* WHAT TO WORK ON:
Copy out the records precisely, omitting pictures.

* GIVEN RECORDS:
........

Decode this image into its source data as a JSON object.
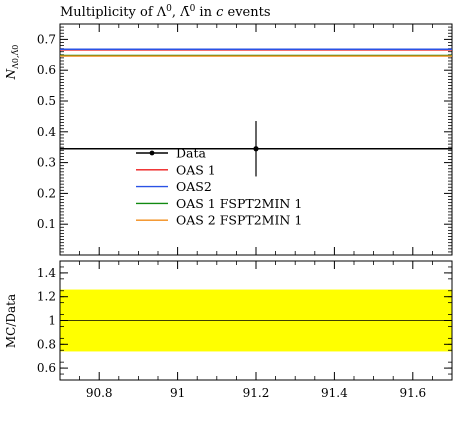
{
  "chart_data": {
    "type": "line",
    "title": "Multiplicity of Λ⁰, Λ̄⁰ in c events",
    "title_parts": {
      "prefix": "Multiplicity of ",
      "lambda1": "Λ",
      "sep": ", ",
      "lambda2": "Λ̄",
      "suffix": " in ",
      "c": "c",
      "events": " events",
      "sup0": "0"
    },
    "ylabel": "N_{Λ0,Λ̄0}",
    "ylabel_parts": {
      "n": "N",
      "sub": "Λ0,Λ̄0"
    },
    "xlim": [
      90.7,
      91.7
    ],
    "ylim": [
      0.0,
      0.75
    ],
    "x_ticks": [
      90.8,
      91.0,
      91.2,
      91.4,
      91.6
    ],
    "x_tick_labels": [
      "90.8",
      "91",
      "91.2",
      "91.4",
      "91.6"
    ],
    "y_ticks": [
      0.1,
      0.2,
      0.3,
      0.4,
      0.5,
      0.6,
      0.7
    ],
    "y_tick_labels": [
      "0.1",
      "0.2",
      "0.3",
      "0.4",
      "0.5",
      "0.6",
      "0.7"
    ],
    "data_point": {
      "name": "Data",
      "x": 91.2,
      "y": 0.345,
      "yerr": 0.09
    },
    "series": [
      {
        "name": "Data",
        "color": "#000000",
        "y": 0.345
      },
      {
        "name": "OAS 1",
        "color": "#ee1c1c",
        "y": 0.666
      },
      {
        "name": "OAS2",
        "color": "#2a52e5",
        "y": 0.668
      },
      {
        "name": "OAS 1 FSPT2MIN 1",
        "color": "#118a11",
        "y": 0.648
      },
      {
        "name": "OAS 2 FSPT2MIN 1",
        "color": "#f28c1a",
        "y": 0.646
      }
    ],
    "legend_position": "center-left",
    "ratio": {
      "ylabel": "MC/Data",
      "ylim": [
        0.5,
        1.5
      ],
      "y_ticks": [
        0.6,
        0.8,
        1.0,
        1.2,
        1.4
      ],
      "y_tick_labels": [
        "0.6",
        "0.8",
        "1",
        "1.2",
        "1.4"
      ],
      "band": [
        0.74,
        1.26
      ],
      "band_color": "#ffff00",
      "reference": 1.0
    }
  }
}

........

* SOLUTION TO THIS PROBLEM:
Decode this image into its source data as a JSON object.
{
  "chart_data": {
    "type": "line",
    "title": "Multiplicity of Λ⁰, Λ̄⁰ in c events",
    "title_parts": {
      "prefix": "Multiplicity of ",
      "lambda1": "Λ",
      "sep": ", ",
      "lambda2": "Λ̄",
      "suffix": " in ",
      "c": "c",
      "events": " events",
      "sup0": "0"
    },
    "ylabel": "N_{Λ0,Λ̄0}",
    "ylabel_parts": {
      "n": "N",
      "sub": "Λ0,Λ̄0"
    },
    "xlim": [
      90.7,
      91.7
    ],
    "ylim": [
      0.0,
      0.75
    ],
    "x_ticks": [
      90.8,
      91.0,
      91.2,
      91.4,
      91.6
    ],
    "x_tick_labels": [
      "90.8",
      "91",
      "91.2",
      "91.4",
      "91.6"
    ],
    "y_ticks": [
      0.1,
      0.2,
      0.3,
      0.4,
      0.5,
      0.6,
      0.7
    ],
    "y_tick_labels": [
      "0.1",
      "0.2",
      "0.3",
      "0.4",
      "0.5",
      "0.6",
      "0.7"
    ],
    "data_point": {
      "name": "Data",
      "x": 91.2,
      "y": 0.345,
      "yerr": 0.09
    },
    "series": [
      {
        "name": "Data",
        "color": "#000000",
        "y": 0.345
      },
      {
        "name": "OAS 1",
        "color": "#ee1c1c",
        "y": 0.666
      },
      {
        "name": "OAS2",
        "color": "#2a52e5",
        "y": 0.668
      },
      {
        "name": "OAS 1 FSPT2MIN 1",
        "color": "#118a11",
        "y": 0.648
      },
      {
        "name": "OAS 2 FSPT2MIN 1",
        "color": "#f28c1a",
        "y": 0.646
      }
    ],
    "legend_position": "center-left",
    "ratio": {
      "ylabel": "MC/Data",
      "ylim": [
        0.5,
        1.5
      ],
      "y_ticks": [
        0.6,
        0.8,
        1.0,
        1.2,
        1.4
      ],
      "y_tick_labels": [
        "0.6",
        "0.8",
        "1",
        "1.2",
        "1.4"
      ],
      "band": [
        0.74,
        1.26
      ],
      "band_color": "#ffff00",
      "reference": 1.0
    }
  }
}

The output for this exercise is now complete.